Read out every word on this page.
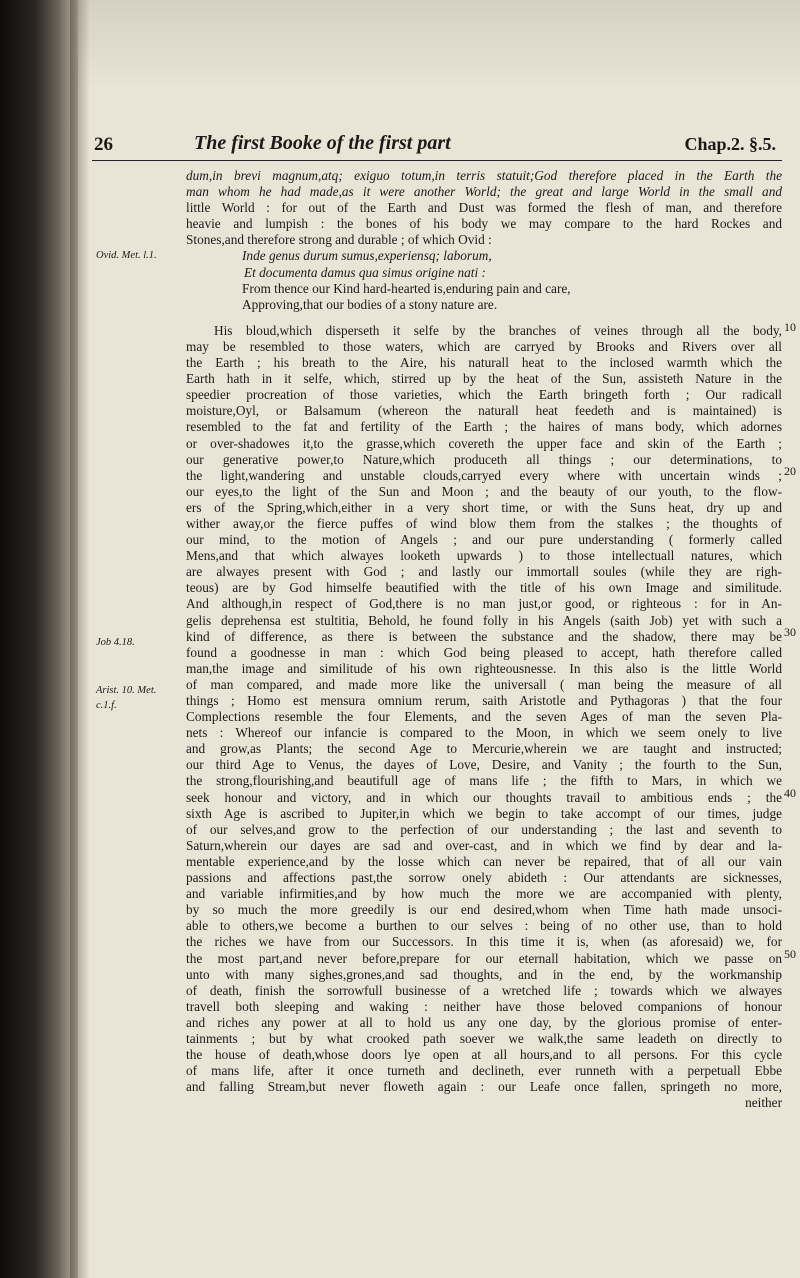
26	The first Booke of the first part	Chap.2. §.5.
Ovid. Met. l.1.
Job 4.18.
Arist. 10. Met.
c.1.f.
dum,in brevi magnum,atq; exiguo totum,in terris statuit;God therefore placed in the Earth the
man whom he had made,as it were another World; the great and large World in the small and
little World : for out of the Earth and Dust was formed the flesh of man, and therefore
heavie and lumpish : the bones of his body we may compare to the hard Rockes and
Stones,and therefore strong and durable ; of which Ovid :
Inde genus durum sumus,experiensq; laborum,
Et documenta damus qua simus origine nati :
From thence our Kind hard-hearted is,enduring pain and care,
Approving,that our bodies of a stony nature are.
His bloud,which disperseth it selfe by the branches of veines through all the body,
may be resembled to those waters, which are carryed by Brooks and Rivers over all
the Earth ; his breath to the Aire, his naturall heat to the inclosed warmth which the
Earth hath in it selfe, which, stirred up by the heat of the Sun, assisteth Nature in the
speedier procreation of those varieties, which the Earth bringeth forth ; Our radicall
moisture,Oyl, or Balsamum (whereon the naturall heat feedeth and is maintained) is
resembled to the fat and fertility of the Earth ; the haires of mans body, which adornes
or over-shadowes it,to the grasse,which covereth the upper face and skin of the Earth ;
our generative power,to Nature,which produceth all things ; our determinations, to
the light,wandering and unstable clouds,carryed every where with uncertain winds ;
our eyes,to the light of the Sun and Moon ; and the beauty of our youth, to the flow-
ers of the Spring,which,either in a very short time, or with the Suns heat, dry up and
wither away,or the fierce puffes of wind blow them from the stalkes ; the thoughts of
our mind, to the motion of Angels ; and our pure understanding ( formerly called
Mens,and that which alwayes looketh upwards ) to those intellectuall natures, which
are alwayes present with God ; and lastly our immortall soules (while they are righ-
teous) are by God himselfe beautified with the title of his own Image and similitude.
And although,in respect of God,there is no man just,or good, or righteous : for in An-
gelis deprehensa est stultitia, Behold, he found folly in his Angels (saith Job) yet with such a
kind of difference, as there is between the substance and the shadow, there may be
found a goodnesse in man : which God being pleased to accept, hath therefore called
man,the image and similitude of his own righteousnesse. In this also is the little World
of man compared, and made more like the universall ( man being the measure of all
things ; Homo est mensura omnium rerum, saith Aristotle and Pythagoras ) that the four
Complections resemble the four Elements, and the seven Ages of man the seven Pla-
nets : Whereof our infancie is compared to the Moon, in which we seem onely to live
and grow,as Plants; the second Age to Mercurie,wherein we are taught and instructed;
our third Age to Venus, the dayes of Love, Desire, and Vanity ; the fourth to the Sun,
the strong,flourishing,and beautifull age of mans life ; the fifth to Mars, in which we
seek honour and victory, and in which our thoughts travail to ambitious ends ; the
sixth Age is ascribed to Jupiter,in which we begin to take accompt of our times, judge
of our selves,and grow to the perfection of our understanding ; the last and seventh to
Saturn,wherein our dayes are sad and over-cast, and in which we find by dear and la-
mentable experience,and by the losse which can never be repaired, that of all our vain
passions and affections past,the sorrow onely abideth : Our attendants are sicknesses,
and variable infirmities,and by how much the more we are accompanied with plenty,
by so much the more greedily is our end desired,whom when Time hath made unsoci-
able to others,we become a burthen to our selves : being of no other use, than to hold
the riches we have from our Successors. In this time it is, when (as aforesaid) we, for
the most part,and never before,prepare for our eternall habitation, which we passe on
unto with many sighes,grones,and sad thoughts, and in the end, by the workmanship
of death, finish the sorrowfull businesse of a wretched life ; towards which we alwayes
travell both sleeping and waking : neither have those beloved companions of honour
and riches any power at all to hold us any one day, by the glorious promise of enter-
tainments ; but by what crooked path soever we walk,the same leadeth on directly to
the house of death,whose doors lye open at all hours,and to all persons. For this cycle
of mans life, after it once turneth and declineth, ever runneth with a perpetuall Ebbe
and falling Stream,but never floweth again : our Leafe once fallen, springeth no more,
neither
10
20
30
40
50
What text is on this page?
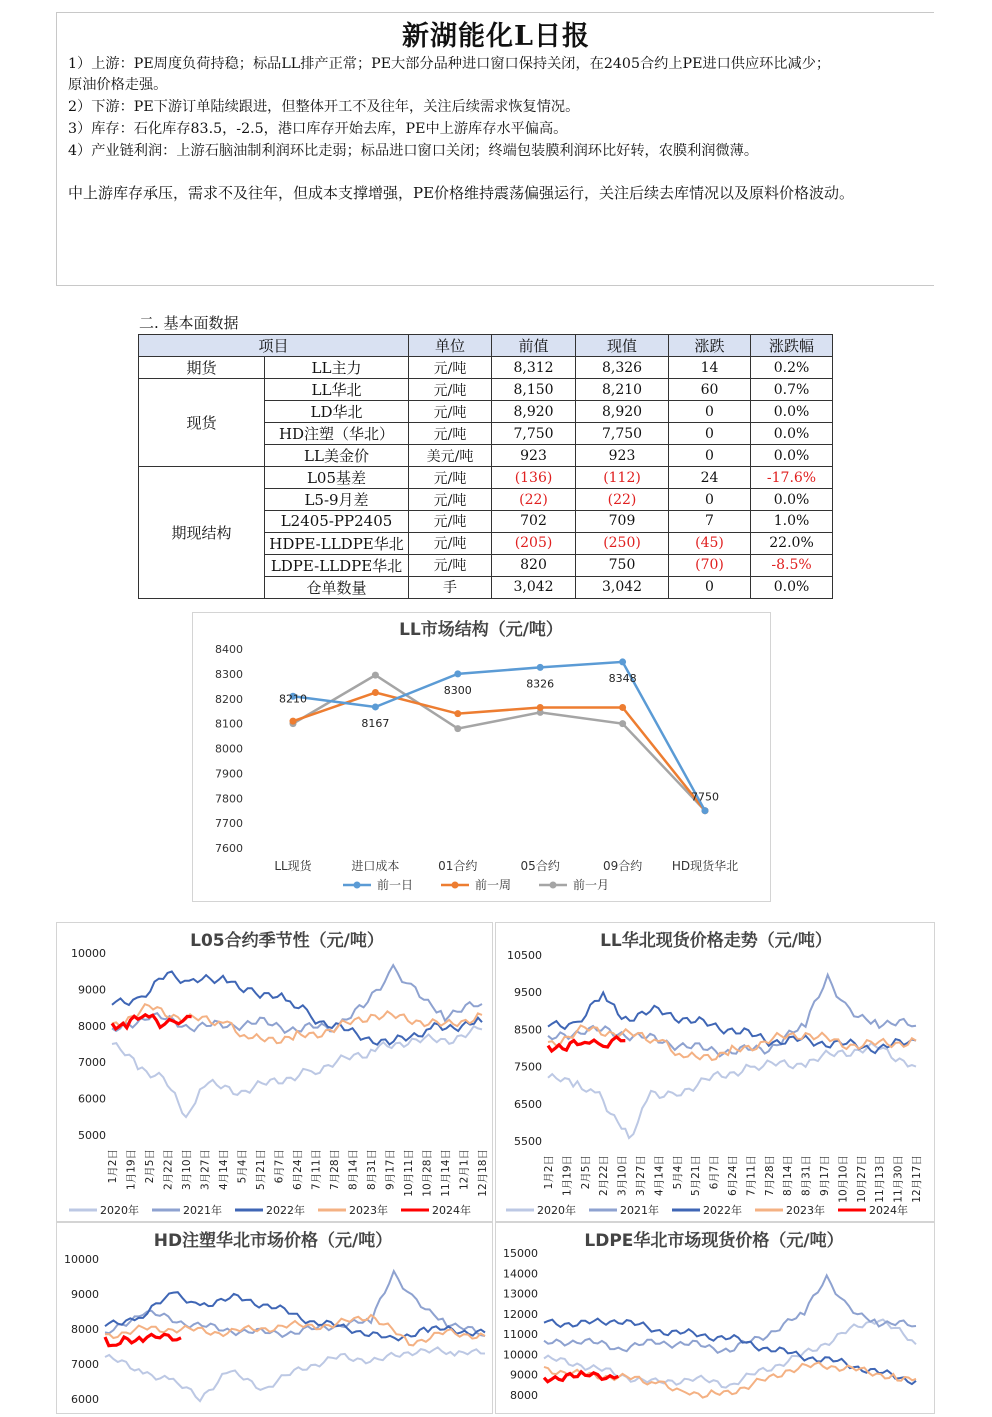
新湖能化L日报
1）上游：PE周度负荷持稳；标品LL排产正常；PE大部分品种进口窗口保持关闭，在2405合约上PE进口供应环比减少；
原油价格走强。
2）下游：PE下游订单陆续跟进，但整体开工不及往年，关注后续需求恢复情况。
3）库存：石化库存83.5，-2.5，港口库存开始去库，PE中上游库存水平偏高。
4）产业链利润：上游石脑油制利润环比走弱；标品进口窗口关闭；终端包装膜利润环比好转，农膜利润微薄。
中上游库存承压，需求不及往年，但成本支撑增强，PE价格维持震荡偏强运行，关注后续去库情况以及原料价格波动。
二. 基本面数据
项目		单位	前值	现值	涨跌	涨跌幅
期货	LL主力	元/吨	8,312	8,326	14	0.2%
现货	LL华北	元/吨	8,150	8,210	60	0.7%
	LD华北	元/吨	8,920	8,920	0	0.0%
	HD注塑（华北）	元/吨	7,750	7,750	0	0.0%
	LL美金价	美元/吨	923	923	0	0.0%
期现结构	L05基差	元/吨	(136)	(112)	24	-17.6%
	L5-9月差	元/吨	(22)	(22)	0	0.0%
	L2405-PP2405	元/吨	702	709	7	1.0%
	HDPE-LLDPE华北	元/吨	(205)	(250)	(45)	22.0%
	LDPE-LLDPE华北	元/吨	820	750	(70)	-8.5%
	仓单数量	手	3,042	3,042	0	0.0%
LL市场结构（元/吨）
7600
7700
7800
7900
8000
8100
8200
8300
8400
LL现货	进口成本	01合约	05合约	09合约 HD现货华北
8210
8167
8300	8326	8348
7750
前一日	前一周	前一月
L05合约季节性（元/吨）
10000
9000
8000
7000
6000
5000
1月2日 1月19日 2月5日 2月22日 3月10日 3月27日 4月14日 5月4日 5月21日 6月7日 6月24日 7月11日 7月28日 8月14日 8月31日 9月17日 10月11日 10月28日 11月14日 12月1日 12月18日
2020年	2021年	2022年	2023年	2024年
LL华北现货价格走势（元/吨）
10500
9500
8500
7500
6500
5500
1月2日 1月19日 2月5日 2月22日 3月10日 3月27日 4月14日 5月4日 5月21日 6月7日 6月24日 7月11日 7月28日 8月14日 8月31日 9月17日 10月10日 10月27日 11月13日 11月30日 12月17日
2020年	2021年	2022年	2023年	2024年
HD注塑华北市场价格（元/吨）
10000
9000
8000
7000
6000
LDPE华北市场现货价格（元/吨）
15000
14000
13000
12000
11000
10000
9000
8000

__________

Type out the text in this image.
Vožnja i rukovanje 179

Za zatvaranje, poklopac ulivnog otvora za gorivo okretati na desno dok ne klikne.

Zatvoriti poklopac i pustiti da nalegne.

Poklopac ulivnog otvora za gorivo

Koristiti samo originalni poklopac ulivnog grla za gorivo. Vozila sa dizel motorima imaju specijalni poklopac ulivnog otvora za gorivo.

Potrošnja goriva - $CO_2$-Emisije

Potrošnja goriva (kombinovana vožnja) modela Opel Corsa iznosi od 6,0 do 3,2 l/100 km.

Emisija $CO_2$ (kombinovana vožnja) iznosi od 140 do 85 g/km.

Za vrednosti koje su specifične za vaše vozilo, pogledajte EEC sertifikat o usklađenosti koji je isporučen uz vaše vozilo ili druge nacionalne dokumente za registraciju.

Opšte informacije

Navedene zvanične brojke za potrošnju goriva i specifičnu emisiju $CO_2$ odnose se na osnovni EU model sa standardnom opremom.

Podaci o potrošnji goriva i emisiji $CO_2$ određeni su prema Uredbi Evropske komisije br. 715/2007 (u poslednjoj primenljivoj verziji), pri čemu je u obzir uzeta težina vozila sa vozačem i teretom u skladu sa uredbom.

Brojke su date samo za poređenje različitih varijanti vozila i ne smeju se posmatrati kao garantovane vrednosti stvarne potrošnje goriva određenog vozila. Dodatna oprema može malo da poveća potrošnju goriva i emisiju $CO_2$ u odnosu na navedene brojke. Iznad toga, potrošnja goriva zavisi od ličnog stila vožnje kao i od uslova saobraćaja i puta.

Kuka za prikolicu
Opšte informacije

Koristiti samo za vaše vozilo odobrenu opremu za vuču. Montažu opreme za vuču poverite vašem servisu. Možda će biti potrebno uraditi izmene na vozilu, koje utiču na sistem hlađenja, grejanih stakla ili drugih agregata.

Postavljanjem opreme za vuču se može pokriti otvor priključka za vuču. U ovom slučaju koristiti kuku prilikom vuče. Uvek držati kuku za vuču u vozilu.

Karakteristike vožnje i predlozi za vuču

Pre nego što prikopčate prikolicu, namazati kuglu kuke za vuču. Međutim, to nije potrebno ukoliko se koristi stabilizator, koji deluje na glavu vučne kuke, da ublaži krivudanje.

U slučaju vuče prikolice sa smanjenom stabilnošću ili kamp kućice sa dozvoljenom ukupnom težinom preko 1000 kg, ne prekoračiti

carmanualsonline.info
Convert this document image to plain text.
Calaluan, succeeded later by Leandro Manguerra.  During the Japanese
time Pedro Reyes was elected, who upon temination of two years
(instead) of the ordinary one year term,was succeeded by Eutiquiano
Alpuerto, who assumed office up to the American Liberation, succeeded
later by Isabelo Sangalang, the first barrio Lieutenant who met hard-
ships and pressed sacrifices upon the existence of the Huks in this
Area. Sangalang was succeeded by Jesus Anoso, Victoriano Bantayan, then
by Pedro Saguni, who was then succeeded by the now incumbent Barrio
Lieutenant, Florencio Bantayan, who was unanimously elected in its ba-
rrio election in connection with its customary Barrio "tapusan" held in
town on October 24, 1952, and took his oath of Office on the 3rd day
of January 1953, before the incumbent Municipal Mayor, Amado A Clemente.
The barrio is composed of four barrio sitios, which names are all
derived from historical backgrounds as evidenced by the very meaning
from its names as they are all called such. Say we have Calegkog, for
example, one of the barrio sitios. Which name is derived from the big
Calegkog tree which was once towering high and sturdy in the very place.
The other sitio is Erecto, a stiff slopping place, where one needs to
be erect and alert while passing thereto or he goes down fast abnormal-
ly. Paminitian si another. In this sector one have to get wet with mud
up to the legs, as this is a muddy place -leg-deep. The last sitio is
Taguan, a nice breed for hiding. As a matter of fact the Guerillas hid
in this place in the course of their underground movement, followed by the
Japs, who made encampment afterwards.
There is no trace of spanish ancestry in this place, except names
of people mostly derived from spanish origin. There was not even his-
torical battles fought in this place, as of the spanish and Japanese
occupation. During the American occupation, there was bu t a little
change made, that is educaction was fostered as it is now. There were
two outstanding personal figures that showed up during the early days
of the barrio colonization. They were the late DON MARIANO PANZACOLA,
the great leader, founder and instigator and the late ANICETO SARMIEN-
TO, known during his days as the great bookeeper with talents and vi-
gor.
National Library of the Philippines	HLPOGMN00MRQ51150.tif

__________

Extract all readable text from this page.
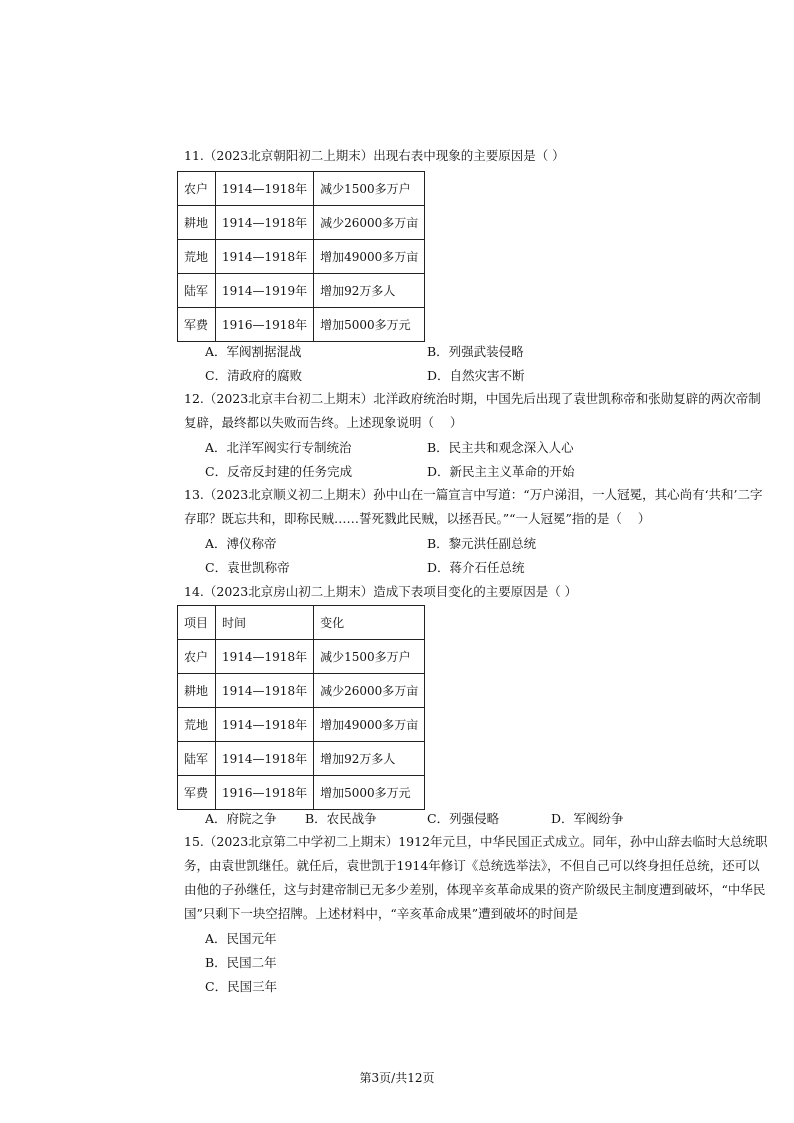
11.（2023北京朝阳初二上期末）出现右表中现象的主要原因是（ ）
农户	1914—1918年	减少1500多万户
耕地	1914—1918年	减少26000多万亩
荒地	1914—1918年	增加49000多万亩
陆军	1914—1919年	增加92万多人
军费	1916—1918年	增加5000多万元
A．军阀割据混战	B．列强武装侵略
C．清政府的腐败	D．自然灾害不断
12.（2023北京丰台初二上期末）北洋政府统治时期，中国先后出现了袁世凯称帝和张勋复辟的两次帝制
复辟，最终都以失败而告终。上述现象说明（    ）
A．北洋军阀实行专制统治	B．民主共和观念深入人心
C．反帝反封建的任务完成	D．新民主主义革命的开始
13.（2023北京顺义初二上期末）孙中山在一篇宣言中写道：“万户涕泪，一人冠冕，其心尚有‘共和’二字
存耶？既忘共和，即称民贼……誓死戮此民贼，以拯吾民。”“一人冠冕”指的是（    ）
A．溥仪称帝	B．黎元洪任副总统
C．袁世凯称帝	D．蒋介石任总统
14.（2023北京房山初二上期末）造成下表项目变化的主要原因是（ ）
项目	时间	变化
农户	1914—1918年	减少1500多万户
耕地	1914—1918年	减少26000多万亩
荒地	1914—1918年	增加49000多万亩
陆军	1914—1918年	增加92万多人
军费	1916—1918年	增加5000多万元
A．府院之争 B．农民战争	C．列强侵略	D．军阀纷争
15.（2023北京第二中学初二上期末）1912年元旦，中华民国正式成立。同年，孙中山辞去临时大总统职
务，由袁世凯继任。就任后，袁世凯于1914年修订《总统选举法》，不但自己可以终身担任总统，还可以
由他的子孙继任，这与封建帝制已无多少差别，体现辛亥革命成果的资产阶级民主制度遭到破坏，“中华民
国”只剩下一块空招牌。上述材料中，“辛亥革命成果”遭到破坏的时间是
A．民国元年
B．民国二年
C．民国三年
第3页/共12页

__________

**YOUR INSTRUCTIONS:** Gather each line in the entries above where the string "hard" is found.

**EXPECTED ANSWER:**
heavie and lumpish : the bones of his body we may compare to the hard Rockes and
From thence our Kind hard-hearted is,enduring pain and care,
later by Isabelo Sangalang, the first barrio Lieutenant who met hard-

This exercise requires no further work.